((

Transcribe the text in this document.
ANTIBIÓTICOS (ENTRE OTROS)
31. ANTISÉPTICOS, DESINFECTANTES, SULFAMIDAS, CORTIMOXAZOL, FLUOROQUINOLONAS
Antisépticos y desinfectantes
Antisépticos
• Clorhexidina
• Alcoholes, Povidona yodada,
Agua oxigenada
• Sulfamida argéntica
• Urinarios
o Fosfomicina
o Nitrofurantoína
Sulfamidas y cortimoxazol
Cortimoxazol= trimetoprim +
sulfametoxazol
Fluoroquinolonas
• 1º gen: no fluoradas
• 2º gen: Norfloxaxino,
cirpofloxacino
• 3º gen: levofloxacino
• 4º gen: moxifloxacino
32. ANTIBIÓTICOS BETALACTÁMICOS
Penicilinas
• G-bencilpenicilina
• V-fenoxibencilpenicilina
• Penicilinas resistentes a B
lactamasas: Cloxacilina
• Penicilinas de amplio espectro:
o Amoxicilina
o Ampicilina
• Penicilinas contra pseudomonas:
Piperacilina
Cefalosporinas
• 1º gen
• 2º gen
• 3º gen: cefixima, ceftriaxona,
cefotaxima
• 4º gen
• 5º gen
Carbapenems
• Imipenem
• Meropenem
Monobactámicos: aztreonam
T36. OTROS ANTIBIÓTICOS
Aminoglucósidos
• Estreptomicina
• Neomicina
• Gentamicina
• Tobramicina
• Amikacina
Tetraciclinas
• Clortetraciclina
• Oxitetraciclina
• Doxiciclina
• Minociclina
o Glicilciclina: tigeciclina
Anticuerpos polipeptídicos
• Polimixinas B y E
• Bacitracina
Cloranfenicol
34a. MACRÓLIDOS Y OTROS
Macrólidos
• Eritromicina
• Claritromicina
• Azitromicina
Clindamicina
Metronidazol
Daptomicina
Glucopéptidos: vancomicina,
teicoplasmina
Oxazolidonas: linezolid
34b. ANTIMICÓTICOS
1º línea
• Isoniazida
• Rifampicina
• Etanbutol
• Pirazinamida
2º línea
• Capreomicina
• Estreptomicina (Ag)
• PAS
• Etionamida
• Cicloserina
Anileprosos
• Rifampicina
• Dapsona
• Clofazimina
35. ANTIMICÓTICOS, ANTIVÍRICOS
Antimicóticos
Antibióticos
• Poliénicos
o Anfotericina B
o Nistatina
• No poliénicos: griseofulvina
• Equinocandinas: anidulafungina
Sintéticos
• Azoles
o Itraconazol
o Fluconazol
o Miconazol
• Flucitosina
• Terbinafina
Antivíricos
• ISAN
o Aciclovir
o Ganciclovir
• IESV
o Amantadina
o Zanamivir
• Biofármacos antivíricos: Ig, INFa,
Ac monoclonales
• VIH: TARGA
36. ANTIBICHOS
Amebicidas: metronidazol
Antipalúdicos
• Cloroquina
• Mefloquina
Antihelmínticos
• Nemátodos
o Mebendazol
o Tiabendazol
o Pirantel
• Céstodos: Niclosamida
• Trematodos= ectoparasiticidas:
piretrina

))

→ **Task requirements**: Count up the lines in the listing that hold the word "Penicilinas", and give that number only.

→ **Exercise output**: 4